# start of Records for this exercise
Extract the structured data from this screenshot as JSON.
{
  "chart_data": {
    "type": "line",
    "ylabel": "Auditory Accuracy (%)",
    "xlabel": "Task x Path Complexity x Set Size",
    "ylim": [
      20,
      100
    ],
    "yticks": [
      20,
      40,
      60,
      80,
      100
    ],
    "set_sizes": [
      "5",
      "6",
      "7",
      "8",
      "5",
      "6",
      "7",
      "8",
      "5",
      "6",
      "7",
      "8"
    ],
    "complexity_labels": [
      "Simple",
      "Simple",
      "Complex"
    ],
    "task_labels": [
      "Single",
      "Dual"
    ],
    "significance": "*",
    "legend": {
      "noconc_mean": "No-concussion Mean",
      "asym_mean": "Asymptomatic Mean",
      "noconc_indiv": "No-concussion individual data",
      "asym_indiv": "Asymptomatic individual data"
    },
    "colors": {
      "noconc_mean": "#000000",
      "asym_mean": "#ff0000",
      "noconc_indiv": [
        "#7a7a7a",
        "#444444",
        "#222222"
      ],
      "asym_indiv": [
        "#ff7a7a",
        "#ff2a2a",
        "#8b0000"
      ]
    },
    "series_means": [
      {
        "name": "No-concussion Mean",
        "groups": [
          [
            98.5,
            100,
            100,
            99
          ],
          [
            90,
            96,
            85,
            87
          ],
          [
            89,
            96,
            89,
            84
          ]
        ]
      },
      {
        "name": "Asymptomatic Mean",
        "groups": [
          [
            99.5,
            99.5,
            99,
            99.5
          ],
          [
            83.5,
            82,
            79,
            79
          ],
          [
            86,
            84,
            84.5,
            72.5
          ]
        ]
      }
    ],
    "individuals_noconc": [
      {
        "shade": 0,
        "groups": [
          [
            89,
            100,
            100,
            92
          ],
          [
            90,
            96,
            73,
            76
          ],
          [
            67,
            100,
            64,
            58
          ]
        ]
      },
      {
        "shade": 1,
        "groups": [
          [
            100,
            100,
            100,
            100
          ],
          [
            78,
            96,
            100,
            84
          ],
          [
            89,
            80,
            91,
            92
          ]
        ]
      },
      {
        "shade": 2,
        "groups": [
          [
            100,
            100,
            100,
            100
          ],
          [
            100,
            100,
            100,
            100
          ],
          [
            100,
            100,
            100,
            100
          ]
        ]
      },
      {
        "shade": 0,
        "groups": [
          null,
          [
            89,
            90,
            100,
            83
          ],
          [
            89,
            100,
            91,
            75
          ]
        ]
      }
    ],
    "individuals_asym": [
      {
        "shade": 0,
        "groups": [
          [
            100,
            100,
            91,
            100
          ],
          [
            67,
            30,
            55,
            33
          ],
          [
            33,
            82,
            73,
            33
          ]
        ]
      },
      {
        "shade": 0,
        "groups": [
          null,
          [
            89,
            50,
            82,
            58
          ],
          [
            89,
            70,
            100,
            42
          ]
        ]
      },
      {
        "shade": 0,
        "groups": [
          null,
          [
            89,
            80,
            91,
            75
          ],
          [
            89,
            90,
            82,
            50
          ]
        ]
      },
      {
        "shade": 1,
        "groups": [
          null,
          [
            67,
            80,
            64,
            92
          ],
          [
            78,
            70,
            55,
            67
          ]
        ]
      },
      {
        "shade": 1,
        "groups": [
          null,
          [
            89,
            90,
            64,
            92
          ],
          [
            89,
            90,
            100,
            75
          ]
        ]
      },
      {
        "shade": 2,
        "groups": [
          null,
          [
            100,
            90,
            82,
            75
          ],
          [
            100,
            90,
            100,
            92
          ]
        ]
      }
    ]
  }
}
# end of Records for this exercise
• Task to carry out:
Extract all lines from the material above that include the word "Asymptomatic".

• Answer for the task:
      "asym_mean": "Asymptomatic Mean",
      "asym_indiv": "Asymptomatic individual data"
        "name": "Asymptomatic Mean",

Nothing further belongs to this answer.